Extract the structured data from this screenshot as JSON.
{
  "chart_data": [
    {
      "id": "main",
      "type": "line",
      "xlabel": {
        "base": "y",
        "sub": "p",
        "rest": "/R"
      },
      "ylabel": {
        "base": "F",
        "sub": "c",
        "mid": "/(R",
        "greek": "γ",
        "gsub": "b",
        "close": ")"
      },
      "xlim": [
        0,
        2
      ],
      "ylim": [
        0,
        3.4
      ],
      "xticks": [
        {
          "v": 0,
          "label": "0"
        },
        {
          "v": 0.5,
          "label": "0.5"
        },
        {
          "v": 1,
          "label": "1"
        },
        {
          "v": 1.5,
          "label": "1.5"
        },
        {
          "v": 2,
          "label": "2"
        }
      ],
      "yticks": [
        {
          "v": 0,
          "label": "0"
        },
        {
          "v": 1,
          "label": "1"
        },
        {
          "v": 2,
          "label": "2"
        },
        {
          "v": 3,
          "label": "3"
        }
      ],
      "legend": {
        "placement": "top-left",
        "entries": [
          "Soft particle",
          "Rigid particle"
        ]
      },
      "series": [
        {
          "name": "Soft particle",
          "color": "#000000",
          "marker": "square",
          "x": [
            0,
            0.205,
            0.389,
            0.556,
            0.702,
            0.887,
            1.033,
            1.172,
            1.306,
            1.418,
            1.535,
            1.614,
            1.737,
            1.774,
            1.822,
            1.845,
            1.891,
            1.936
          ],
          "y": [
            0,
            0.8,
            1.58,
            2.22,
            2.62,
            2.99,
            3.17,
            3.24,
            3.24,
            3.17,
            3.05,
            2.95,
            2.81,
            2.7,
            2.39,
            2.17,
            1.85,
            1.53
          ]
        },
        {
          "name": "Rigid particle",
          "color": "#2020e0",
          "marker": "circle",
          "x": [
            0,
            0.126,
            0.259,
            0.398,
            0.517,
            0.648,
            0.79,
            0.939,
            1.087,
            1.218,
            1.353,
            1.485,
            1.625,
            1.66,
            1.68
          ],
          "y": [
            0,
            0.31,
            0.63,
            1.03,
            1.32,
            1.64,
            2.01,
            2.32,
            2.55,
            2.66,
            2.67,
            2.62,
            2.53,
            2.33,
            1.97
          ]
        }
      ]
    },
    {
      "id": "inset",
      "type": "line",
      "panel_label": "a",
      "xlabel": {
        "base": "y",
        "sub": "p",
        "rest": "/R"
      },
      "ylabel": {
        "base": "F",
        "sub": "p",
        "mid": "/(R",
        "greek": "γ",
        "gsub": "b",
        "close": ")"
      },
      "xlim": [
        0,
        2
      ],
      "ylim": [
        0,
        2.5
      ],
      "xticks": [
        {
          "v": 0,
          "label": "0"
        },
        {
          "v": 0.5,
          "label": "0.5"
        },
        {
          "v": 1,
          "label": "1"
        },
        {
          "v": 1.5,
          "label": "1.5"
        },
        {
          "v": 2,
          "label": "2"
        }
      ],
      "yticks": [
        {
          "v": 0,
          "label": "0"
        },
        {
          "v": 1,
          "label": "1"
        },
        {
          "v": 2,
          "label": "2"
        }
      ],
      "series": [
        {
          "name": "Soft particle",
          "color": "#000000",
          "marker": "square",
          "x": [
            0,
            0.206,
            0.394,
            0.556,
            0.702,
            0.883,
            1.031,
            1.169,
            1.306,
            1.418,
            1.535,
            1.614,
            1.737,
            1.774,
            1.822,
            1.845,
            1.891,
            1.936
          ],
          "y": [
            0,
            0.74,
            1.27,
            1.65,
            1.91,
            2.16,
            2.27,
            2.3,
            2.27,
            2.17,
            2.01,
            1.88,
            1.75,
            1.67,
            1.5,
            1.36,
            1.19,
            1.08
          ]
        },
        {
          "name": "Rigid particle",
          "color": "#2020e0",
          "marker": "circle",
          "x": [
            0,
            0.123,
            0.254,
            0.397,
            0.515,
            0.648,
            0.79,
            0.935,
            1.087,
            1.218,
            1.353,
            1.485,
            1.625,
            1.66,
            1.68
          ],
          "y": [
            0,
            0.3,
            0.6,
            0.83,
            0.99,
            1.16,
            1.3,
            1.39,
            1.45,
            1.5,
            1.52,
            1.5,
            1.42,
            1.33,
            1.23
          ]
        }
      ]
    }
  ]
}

============

_Problem description_
Each record must be repeated exactly as it is.

_Result of the task_
Extract the structured data from this screenshot as JSON.
{
  "chart_data": [
    {
      "id": "main",
      "type": "line",
      "xlabel": {
        "base": "y",
        "sub": "p",
        "rest": "/R"
      },
      "ylabel": {
        "base": "F",
        "sub": "c",
        "mid": "/(R",
        "greek": "γ",
        "gsub": "b",
        "close": ")"
      },
      "xlim": [
        0,
        2
      ],
      "ylim": [
        0,
        3.4
      ],
      "xticks": [
        {
          "v": 0,
          "label": "0"
        },
        {
          "v": 0.5,
          "label": "0.5"
        },
        {
          "v": 1,
          "label": "1"
        },
        {
          "v": 1.5,
          "label": "1.5"
        },
        {
          "v": 2,
          "label": "2"
        }
      ],
      "yticks": [
        {
          "v": 0,
          "label": "0"
        },
        {
          "v": 1,
          "label": "1"
        },
        {
          "v": 2,
          "label": "2"
        },
        {
          "v": 3,
          "label": "3"
        }
      ],
      "legend": {
        "placement": "top-left",
        "entries": [
          "Soft particle",
          "Rigid particle"
        ]
      },
      "series": [
        {
          "name": "Soft particle",
          "color": "#000000",
          "marker": "square",
          "x": [
            0,
            0.205,
            0.389,
            0.556,
            0.702,
            0.887,
            1.033,
            1.172,
            1.306,
            1.418,
            1.535,
            1.614,
            1.737,
            1.774,
            1.822,
            1.845,
            1.891,
            1.936
          ],
          "y": [
            0,
            0.8,
            1.58,
            2.22,
            2.62,
            2.99,
            3.17,
            3.24,
            3.24,
            3.17,
            3.05,
            2.95,
            2.81,
            2.7,
            2.39,
            2.17,
            1.85,
            1.53
          ]
        },
        {
          "name": "Rigid particle",
          "color": "#2020e0",
          "marker": "circle",
          "x": [
            0,
            0.126,
            0.259,
            0.398,
            0.517,
            0.648,
            0.79,
            0.939,
            1.087,
            1.218,
            1.353,
            1.485,
            1.625,
            1.66,
            1.68
          ],
          "y": [
            0,
            0.31,
            0.63,
            1.03,
            1.32,
            1.64,
            2.01,
            2.32,
            2.55,
            2.66,
            2.67,
            2.62,
            2.53,
            2.33,
            1.97
          ]
        }
      ]
    },
    {
      "id": "inset",
      "type": "line",
      "panel_label": "a",
      "xlabel": {
        "base": "y",
        "sub": "p",
        "rest": "/R"
      },
      "ylabel": {
        "base": "F",
        "sub": "p",
        "mid": "/(R",
        "greek": "γ",
        "gsub": "b",
        "close": ")"
      },
      "xlim": [
        0,
        2
      ],
      "ylim": [
        0,
        2.5
      ],
      "xticks": [
        {
          "v": 0,
          "label": "0"
        },
        {
          "v": 0.5,
          "label": "0.5"
        },
        {
          "v": 1,
          "label": "1"
        },
        {
          "v": 1.5,
          "label": "1.5"
        },
        {
          "v": 2,
          "label": "2"
        }
      ],
      "yticks": [
        {
          "v": 0,
          "label": "0"
        },
        {
          "v": 1,
          "label": "1"
        },
        {
          "v": 2,
          "label": "2"
        }
      ],
      "series": [
        {
          "name": "Soft particle",
          "color": "#000000",
          "marker": "square",
          "x": [
            0,
            0.206,
            0.394,
            0.556,
            0.702,
            0.883,
            1.031,
            1.169,
            1.306,
            1.418,
            1.535,
            1.614,
            1.737,
            1.774,
            1.822,
            1.845,
            1.891,
            1.936
          ],
          "y": [
            0,
            0.74,
            1.27,
            1.65,
            1.91,
            2.16,
            2.27,
            2.3,
            2.27,
            2.17,
            2.01,
            1.88,
            1.75,
            1.67,
            1.5,
            1.36,
            1.19,
            1.08
          ]
        },
        {
          "name": "Rigid particle",
          "color": "#2020e0",
          "marker": "circle",
          "x": [
            0,
            0.123,
            0.254,
            0.397,
            0.515,
            0.648,
            0.79,
            0.935,
            1.087,
            1.218,
            1.353,
            1.485,
            1.625,
            1.66,
            1.68
          ],
          "y": [
            0,
            0.3,
            0.6,
            0.83,
            0.99,
            1.16,
            1.3,
            1.39,
            1.45,
            1.5,
            1.52,
            1.5,
            1.42,
            1.33,
            1.23
          ]
        }
      ]
    }
  ]
}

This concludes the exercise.